Work to do ->
Images appear in the records below; leave them out and repeat everything else exactly.

Stored data
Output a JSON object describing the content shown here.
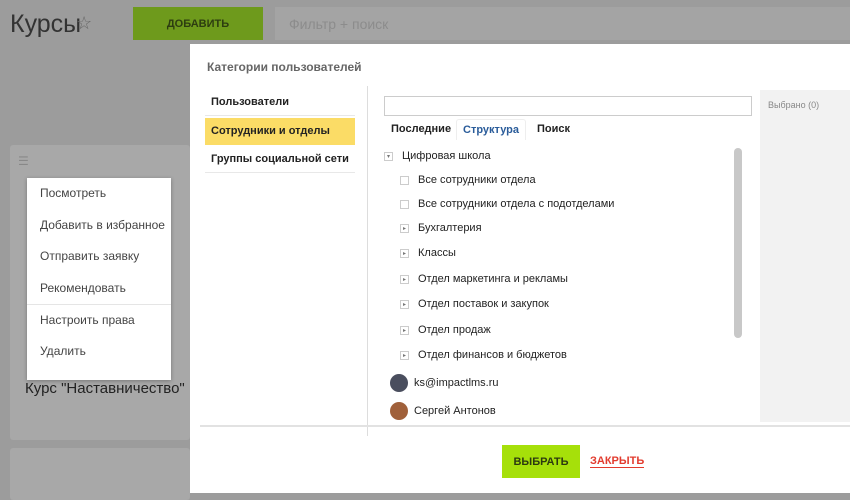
{
  "header": {
    "title": "Курсы",
    "add_label": "ДОБАВИТЬ",
    "filter_placeholder": "Фильтр + поиск"
  },
  "context_menu": [
    "Посмотреть",
    "Добавить в избранное",
    "Отправить заявку",
    "Рекомендовать",
    "Настроить права",
    "Удалить"
  ],
  "course_title": "Курс \"Наставничество\"",
  "modal": {
    "title": "Категории пользователей",
    "left_menu": [
      "Пользователи",
      "Сотрудники и отделы",
      "Группы социальной сети"
    ],
    "tabs": [
      "Последние",
      "Структура",
      "Поиск"
    ],
    "root": "Цифровая школа",
    "checks": [
      "Все сотрудники отдела",
      "Все сотрудники отдела с подотделами"
    ],
    "departments": [
      "Бухгалтерия",
      "Классы",
      "Отдел маркетинга и рекламы",
      "Отдел поставок и закупок",
      "Отдел продаж",
      "Отдел финансов и бюджетов"
    ],
    "users": [
      "ks@impactlms.ru",
      "Сергей Антонов"
    ],
    "selected": "Выбрано (0)",
    "ok": "ВЫБРАТЬ",
    "close": "ЗАКРЫТЬ"
  }
}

Problem solution ->
Output a JSON object describing the content shown here.
{
  "header": {
    "title": "Курсы",
    "add_label": "ДОБАВИТЬ",
    "filter_placeholder": "Фильтр + поиск"
  },
  "context_menu": [
    "Посмотреть",
    "Добавить в избранное",
    "Отправить заявку",
    "Рекомендовать",
    "Настроить права",
    "Удалить"
  ],
  "course_title": "Курс \"Наставничество\"",
  "modal": {
    "title": "Категории пользователей",
    "left_menu": [
      "Пользователи",
      "Сотрудники и отделы",
      "Группы социальной сети"
    ],
    "tabs": [
      "Последние",
      "Структура",
      "Поиск"
    ],
    "root": "Цифровая школа",
    "checks": [
      "Все сотрудники отдела",
      "Все сотрудники отдела с подотделами"
    ],
    "departments": [
      "Бухгалтерия",
      "Классы",
      "Отдел маркетинга и рекламы",
      "Отдел поставок и закупок",
      "Отдел продаж",
      "Отдел финансов и бюджетов"
    ],
    "users": [
      "ks@impactlms.ru",
      "Сергей Антонов"
    ],
    "selected": "Выбрано (0)",
    "ok": "ВЫБРАТЬ",
    "close": "ЗАКРЫТЬ"
  }
}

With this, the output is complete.